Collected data

══════

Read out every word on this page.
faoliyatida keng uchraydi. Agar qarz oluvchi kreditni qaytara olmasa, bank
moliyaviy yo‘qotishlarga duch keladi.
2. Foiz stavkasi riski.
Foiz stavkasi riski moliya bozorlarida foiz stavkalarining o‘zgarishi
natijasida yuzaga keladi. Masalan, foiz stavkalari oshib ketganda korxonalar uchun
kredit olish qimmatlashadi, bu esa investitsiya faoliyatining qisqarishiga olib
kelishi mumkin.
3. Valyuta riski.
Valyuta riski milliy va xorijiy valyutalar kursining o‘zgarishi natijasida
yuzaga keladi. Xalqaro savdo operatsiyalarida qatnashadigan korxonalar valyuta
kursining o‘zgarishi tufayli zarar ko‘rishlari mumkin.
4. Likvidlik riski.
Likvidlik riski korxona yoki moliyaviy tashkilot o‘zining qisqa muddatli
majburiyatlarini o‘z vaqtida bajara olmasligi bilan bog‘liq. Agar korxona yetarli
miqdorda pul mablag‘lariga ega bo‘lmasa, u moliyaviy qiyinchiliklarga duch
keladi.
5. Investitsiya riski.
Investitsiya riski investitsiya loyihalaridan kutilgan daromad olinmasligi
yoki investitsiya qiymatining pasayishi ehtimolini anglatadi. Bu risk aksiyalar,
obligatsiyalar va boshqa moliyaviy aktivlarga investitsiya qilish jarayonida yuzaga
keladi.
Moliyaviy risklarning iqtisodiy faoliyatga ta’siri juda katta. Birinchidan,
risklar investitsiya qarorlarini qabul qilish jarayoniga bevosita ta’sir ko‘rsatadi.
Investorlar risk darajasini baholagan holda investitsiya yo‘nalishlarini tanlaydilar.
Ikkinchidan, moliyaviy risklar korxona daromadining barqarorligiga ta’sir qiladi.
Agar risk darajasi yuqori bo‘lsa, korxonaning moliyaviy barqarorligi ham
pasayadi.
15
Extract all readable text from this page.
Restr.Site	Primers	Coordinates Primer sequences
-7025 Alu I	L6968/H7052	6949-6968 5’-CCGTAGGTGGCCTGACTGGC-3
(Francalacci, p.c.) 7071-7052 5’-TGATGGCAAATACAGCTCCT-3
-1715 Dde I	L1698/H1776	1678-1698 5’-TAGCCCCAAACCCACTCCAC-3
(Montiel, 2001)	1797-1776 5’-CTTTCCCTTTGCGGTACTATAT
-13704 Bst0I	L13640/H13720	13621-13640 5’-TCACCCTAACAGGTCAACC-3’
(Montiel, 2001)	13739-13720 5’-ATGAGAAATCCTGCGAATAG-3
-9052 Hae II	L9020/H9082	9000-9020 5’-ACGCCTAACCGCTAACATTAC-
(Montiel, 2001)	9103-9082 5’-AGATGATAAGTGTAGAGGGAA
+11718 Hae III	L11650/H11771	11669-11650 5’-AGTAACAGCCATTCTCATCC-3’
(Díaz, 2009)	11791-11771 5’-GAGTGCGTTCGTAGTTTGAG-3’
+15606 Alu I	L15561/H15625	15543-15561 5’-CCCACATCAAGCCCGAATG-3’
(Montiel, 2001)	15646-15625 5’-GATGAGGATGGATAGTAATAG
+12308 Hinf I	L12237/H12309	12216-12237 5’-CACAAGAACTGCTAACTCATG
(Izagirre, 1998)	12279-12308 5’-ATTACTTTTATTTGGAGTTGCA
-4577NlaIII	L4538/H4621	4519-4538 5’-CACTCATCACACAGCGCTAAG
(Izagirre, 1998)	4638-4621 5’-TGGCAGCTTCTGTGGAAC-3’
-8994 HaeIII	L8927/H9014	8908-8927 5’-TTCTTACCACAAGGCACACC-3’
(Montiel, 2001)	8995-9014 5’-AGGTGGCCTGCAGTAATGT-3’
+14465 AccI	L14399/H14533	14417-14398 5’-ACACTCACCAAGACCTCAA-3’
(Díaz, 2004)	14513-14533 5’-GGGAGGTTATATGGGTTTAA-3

══════

■ **PROBLEM DESCRIPTION**: Look through the records and gather each line with the word "qilish".

■ **PROBLEM SOLUTION**:
obligatsiyalar va boshqa moliyaviy aktivlarga investitsiya qilish jarayonida yuzaga
risklar investitsiya qarorlarini qabul qilish jarayoniga bevosita ta’sir ko‘rsatadi.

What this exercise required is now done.